> **Raw data**
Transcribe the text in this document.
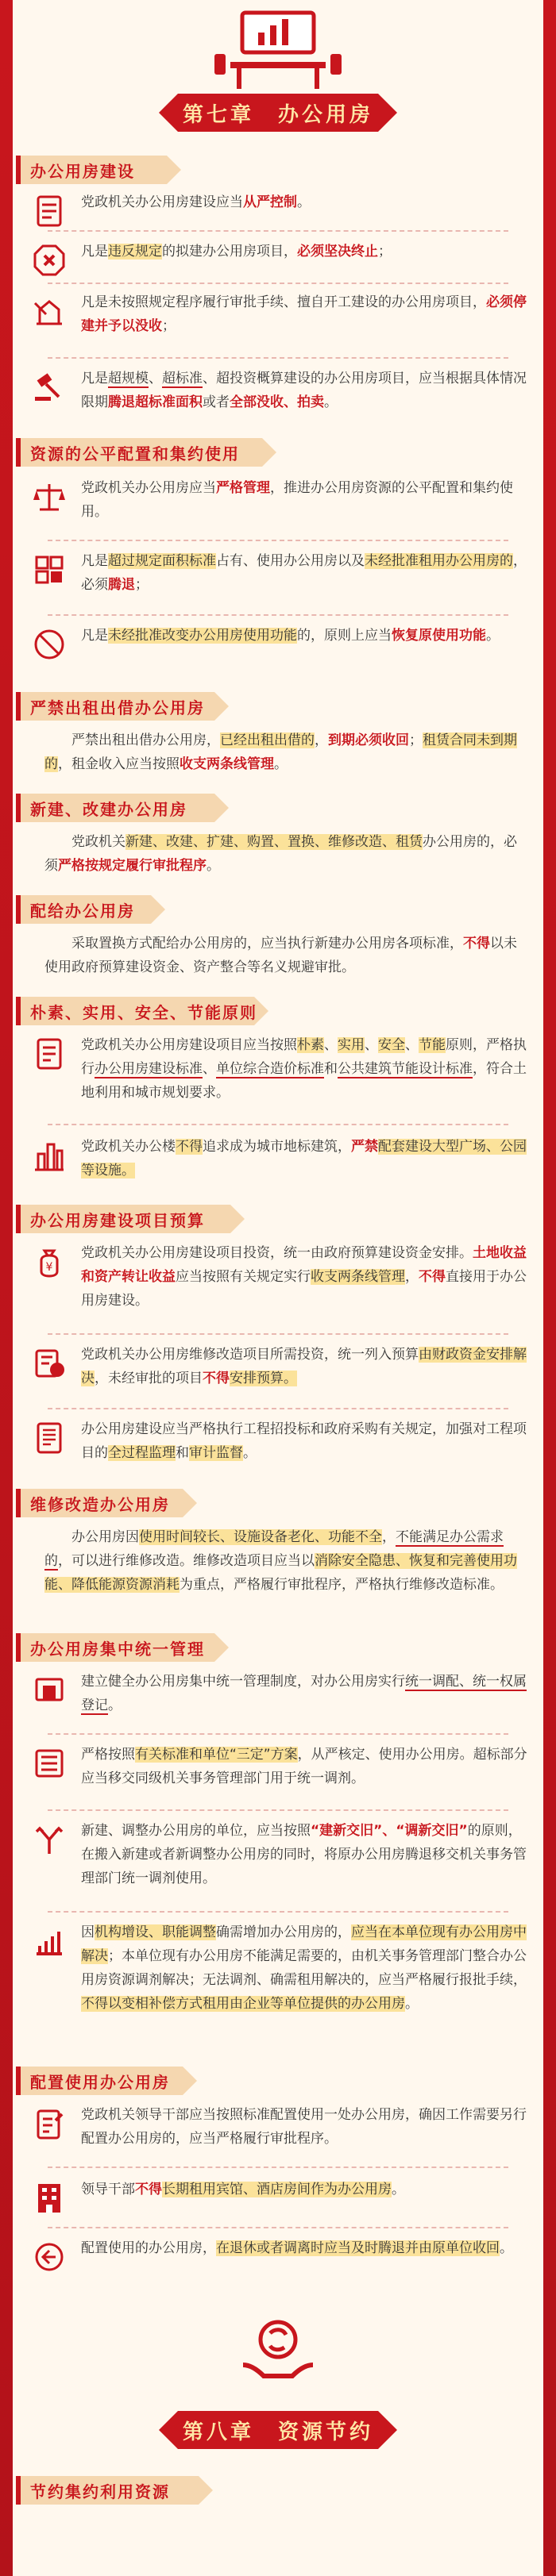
第七章　办公用房
办公用房建设
党政机关办公用房建设应当从严控制。
凡是违反规定的拟建办公用房项目，必须坚决终止；
凡是未按照规定程序履行审批手续、擅自开工建设的办公用房项目，必须停建并予以没收；
凡是超规模、超标准、超投资概算建设的办公用房项目，应当根据具体情况限期腾退超标准面积或者全部没收、拍卖。
资源的公平配置和集约使用
党政机关办公用房应当严格管理，推进办公用房资源的公平配置和集约使用。
凡是超过规定面积标准占有、使用办公用房以及未经批准租用办公用房的，必须腾退；
凡是未经批准改变办公用房使用功能的，原则上应当恢复原使用功能。
严禁出租出借办公用房
严禁出租出借办公用房，已经出租出借的，到期必须收回；租赁合同未到期的，租金收入应当按照收支两条线管理。
新建、改建办公用房
党政机关新建、改建、扩建、购置、置换、维修改造、租赁办公用房的，必须严格按规定履行审批程序。
配给办公用房
采取置换方式配给办公用房的，应当执行新建办公用房各项标准，不得以未使用政府预算建设资金、资产整合等名义规避审批。
朴素、实用、安全、节能原则
党政机关办公用房建设项目应当按照朴素、实用、安全、节能原则，严格执行办公用房建设标准、单位综合造价标准和公共建筑节能设计标准，符合土地利用和城市规划要求。
党政机关办公楼不得追求成为城市地标建筑，严禁配套建设大型广场、公园等设施。
办公用房建设项目预算
¥
党政机关办公用房建设项目投资，统一由政府预算建设资金安排。土地收益和资产转让收益应当按照有关规定实行收支两条线管理，不得直接用于办公用房建设。
党政机关办公用房维修改造项目所需投资，统一列入预算由财政资金安排解决，未经审批的项目不得安排预算。
办公用房建设应当严格执行工程招投标和政府采购有关规定，加强对工程项目的全过程监理和审计监督。
维修改造办公用房
办公用房因使用时间较长、设施设备老化、功能不全，不能满足办公需求的，可以进行维修改造。维修改造项目应当以消除安全隐患、恢复和完善使用功能、降低能源资源消耗为重点，严格履行审批程序，严格执行维修改造标准。
办公用房集中统一管理
建立健全办公用房集中统一管理制度，对办公用房实行统一调配、统一权属登记。
严格按照有关标准和单位“三定”方案，从严核定、使用办公用房。超标部分应当移交同级机关事务管理部门用于统一调剂。
新建、调整办公用房的单位，应当按照“建新交旧”、“调新交旧”的原则，在搬入新建或者新调整办公用房的同时，将原办公用房腾退移交机关事务管理部门统一调剂使用。
因机构增设、职能调整确需增加办公用房的，应当在本单位现有办公用房中解决；本单位现有办公用房不能满足需要的，由机关事务管理部门整合办公用房资源调剂解决；无法调剂、确需租用解决的，应当严格履行报批手续，不得以变相补偿方式租用由企业等单位提供的办公用房。
配置使用办公用房
党政机关领导干部应当按照标准配置使用一处办公用房，确因工作需要另行配置办公用房的，应当严格履行审批程序。
领导干部不得长期租用宾馆、酒店房间作为办公用房。
配置使用的办公用房，在退休或者调离时应当及时腾退并由原单位收回。
第八章　资源节约
节约集约利用资源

> **Task brief**
Copy the records exactly as they appear, excluding images.

> **The output**
Transcribe the text in this document.
第七章　办公用房
办公用房建设
党政机关办公用房建设应当从严控制。
凡是违反规定的拟建办公用房项目，必须坚决终止；
凡是未按照规定程序履行审批手续、擅自开工建设的办公用房项目，必须停建并予以没收；
凡是超规模、超标准、超投资概算建设的办公用房项目，应当根据具体情况限期腾退超标准面积或者全部没收、拍卖。
资源的公平配置和集约使用
党政机关办公用房应当严格管理，推进办公用房资源的公平配置和集约使用。
凡是超过规定面积标准占有、使用办公用房以及未经批准租用办公用房的，必须腾退；
凡是未经批准改变办公用房使用功能的，原则上应当恢复原使用功能。
严禁出租出借办公用房
严禁出租出借办公用房，已经出租出借的，到期必须收回；租赁合同未到期的，租金收入应当按照收支两条线管理。
新建、改建办公用房
党政机关新建、改建、扩建、购置、置换、维修改造、租赁办公用房的，必须严格按规定履行审批程序。
配给办公用房
采取置换方式配给办公用房的，应当执行新建办公用房各项标准，不得以未使用政府预算建设资金、资产整合等名义规避审批。
朴素、实用、安全、节能原则
党政机关办公用房建设项目应当按照朴素、实用、安全、节能原则，严格执行办公用房建设标准、单位综合造价标准和公共建筑节能设计标准，符合土地利用和城市规划要求。
党政机关办公楼不得追求成为城市地标建筑，严禁配套建设大型广场、公园等设施。
办公用房建设项目预算
¥
党政机关办公用房建设项目投资，统一由政府预算建设资金安排。土地收益和资产转让收益应当按照有关规定实行收支两条线管理，不得直接用于办公用房建设。
党政机关办公用房维修改造项目所需投资，统一列入预算由财政资金安排解决，未经审批的项目不得安排预算。
办公用房建设应当严格执行工程招投标和政府采购有关规定，加强对工程项目的全过程监理和审计监督。
维修改造办公用房
办公用房因使用时间较长、设施设备老化、功能不全，不能满足办公需求的，可以进行维修改造。维修改造项目应当以消除安全隐患、恢复和完善使用功能、降低能源资源消耗为重点，严格履行审批程序，严格执行维修改造标准。
办公用房集中统一管理
建立健全办公用房集中统一管理制度，对办公用房实行统一调配、统一权属登记。
严格按照有关标准和单位“三定”方案，从严核定、使用办公用房。超标部分应当移交同级机关事务管理部门用于统一调剂。
新建、调整办公用房的单位，应当按照“建新交旧”、“调新交旧”的原则，在搬入新建或者新调整办公用房的同时，将原办公用房腾退移交机关事务管理部门统一调剂使用。
因机构增设、职能调整确需增加办公用房的，应当在本单位现有办公用房中解决；本单位现有办公用房不能满足需要的，由机关事务管理部门整合办公用房资源调剂解决；无法调剂、确需租用解决的，应当严格履行报批手续，不得以变相补偿方式租用由企业等单位提供的办公用房。
配置使用办公用房
党政机关领导干部应当按照标准配置使用一处办公用房，确因工作需要另行配置办公用房的，应当严格履行审批程序。
领导干部不得长期租用宾馆、酒店房间作为办公用房。
配置使用的办公用房，在退休或者调离时应当及时腾退并由原单位收回。
第八章　资源节约
节约集约利用资源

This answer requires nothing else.